** EXERCISE TASK **
Below are records. Copy every line with "collaboration" in it.

** MATERIAL FOR THIS EXERCISE **

_ _ _

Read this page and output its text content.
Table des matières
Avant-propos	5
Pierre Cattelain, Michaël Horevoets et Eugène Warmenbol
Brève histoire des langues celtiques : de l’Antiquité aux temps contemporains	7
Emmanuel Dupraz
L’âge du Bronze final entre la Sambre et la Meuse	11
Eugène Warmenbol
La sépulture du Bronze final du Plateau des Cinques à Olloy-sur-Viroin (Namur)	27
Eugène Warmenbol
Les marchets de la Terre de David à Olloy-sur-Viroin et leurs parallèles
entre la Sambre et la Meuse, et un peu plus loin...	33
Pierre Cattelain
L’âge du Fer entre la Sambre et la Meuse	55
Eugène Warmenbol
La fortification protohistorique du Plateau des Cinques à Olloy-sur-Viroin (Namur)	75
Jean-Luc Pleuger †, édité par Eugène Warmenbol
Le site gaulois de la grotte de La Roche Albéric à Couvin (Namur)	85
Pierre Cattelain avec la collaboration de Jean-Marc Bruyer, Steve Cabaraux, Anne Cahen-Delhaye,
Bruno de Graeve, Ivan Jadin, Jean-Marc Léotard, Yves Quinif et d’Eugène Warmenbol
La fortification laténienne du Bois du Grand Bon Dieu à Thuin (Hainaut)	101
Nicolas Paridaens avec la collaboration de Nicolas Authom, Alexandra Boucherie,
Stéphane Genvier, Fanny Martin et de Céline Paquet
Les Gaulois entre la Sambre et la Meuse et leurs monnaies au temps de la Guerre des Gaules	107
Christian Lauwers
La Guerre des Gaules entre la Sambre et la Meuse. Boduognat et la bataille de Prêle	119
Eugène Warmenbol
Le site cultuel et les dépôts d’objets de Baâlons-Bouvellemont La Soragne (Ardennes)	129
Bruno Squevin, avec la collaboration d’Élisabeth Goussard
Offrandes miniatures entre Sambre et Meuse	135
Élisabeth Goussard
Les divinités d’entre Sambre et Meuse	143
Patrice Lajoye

_ _ _

** CORRECT ANSWER **
Pierre Cattelain avec la collaboration de Jean-Marc Bruyer, Steve Cabaraux, Anne Cahen-Delhaye,
Nicolas Paridaens avec la collaboration de Nicolas Authom, Alexandra Boucherie,
Bruno Squevin, avec la collaboration d’Élisabeth Goussard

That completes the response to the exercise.